Prompt
Copy out all lines that carry the word "billion".

Dataset rows about figures
%%

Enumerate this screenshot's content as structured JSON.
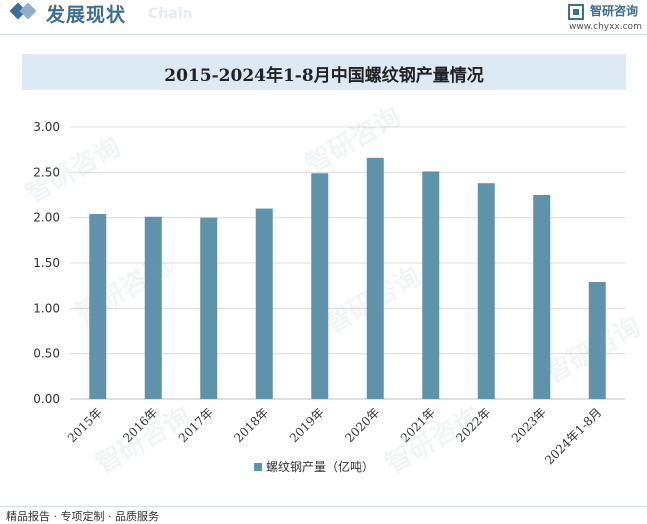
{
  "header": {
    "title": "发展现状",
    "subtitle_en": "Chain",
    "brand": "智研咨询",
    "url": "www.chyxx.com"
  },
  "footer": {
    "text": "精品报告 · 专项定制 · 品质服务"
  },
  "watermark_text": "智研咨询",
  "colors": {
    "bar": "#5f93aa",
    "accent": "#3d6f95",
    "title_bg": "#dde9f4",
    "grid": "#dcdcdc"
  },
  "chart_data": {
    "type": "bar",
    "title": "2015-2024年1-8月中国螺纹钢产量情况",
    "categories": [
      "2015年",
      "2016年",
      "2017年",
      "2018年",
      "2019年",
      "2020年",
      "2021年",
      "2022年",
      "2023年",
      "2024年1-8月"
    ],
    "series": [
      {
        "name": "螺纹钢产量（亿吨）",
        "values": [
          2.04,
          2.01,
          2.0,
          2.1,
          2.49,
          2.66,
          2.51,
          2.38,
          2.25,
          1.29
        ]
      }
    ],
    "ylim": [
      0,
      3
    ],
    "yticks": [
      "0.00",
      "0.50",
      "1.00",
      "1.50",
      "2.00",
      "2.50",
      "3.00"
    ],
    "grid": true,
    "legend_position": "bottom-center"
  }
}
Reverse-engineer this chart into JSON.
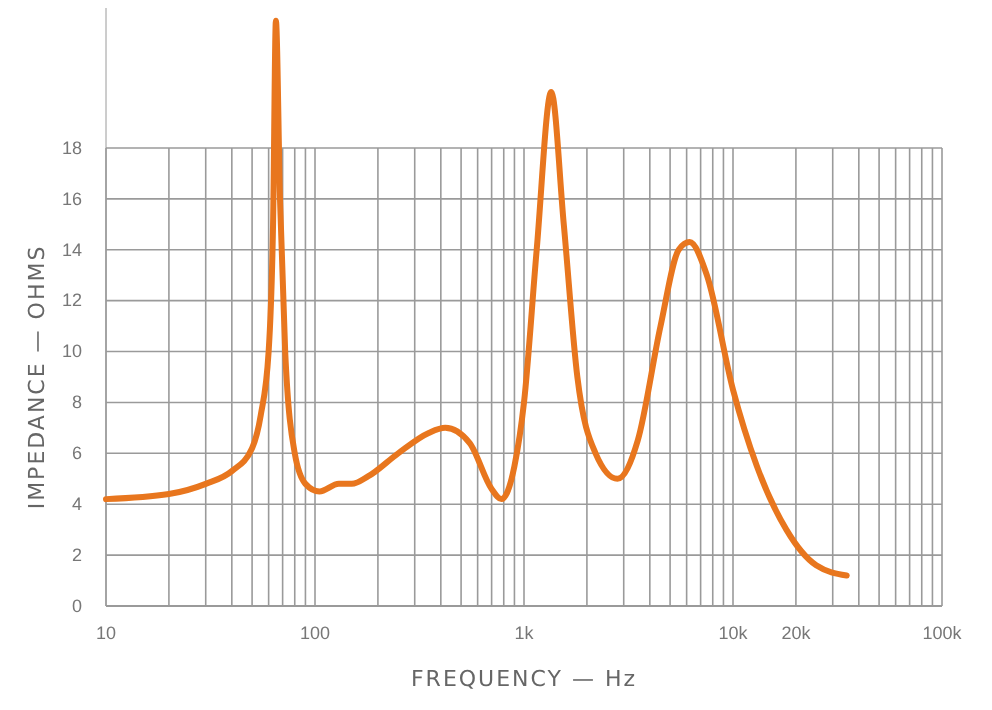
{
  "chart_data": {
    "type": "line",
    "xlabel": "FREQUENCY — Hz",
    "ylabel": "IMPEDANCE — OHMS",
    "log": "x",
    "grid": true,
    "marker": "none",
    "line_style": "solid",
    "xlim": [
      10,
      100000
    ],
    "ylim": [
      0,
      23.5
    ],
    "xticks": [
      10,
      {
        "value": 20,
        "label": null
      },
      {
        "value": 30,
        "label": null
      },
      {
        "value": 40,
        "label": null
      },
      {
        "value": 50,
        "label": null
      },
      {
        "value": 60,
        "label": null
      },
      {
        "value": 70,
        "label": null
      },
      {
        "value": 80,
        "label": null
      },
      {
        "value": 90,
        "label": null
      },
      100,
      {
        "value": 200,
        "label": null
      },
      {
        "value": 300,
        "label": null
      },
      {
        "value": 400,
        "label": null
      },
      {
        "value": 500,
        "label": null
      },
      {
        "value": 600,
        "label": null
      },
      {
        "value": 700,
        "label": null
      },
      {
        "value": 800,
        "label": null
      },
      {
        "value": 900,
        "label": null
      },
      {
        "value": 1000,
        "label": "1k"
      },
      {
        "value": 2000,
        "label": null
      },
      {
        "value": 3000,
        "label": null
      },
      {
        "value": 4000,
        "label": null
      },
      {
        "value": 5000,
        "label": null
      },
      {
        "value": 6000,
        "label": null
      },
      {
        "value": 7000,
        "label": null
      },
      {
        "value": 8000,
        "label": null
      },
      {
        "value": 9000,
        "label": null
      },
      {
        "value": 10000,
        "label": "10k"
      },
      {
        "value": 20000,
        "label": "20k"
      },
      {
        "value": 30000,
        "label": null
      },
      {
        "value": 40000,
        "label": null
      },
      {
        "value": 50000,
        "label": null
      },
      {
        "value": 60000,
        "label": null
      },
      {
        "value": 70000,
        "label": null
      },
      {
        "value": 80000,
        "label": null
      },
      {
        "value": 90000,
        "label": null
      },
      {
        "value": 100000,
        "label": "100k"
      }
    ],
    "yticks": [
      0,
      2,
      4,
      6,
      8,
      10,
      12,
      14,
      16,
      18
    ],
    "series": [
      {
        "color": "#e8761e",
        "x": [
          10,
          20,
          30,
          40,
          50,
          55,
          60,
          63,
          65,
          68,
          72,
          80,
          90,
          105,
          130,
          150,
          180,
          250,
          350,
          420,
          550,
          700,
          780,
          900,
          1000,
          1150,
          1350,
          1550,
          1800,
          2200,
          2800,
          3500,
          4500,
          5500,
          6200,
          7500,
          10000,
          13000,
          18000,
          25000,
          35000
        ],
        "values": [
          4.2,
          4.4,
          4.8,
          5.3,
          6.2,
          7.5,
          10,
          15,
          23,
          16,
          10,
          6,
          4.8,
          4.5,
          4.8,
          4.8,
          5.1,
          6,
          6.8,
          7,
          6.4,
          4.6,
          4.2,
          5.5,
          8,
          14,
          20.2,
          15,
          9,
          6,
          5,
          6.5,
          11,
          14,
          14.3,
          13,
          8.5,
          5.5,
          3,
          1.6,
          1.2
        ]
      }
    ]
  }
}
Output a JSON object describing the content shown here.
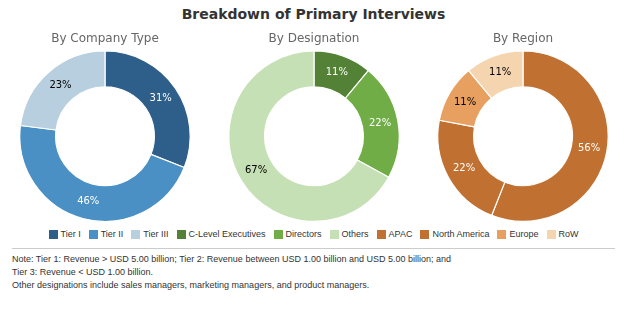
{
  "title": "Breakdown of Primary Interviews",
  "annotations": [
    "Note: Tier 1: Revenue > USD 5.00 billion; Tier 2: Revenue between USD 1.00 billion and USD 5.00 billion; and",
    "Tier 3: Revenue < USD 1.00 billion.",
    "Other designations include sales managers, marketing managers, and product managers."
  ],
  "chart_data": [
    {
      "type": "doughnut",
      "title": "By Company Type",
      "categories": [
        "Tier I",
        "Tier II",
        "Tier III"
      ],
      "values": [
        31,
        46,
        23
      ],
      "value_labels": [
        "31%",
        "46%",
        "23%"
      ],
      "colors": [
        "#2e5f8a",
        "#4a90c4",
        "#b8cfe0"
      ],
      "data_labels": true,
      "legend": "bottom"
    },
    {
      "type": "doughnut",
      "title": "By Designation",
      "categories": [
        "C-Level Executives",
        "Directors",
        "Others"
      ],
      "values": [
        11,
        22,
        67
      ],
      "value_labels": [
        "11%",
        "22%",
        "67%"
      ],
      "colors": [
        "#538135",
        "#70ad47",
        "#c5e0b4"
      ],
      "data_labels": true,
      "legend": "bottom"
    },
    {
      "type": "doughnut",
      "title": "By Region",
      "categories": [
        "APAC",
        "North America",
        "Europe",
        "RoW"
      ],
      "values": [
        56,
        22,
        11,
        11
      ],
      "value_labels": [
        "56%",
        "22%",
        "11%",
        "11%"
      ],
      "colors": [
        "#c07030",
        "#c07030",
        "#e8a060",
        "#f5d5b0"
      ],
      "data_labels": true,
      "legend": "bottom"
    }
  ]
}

%%
%%

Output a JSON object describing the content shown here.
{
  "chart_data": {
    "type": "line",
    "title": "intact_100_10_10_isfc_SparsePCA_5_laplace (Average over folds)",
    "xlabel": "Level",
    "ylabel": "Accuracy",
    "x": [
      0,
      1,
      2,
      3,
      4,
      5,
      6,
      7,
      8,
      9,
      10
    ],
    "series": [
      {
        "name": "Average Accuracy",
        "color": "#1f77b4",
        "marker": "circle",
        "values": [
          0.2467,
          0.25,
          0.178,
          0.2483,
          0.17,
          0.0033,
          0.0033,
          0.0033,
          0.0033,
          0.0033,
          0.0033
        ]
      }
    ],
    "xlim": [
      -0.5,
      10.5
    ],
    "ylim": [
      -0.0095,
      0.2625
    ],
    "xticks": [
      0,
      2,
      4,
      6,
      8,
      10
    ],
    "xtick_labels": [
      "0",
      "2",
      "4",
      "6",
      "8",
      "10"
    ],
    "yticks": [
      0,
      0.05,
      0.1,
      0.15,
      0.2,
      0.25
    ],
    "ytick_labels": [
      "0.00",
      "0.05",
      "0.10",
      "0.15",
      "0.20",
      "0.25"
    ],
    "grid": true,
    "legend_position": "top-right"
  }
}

%%

Result of the exercise
    "Note: Tier 1: Revenue > USD 5.00 billion; Tier 2: Revenue between USD 1.00 billion and USD 5.00 billion; and",
    "Tier 3: Revenue < USD 1.00 billion.",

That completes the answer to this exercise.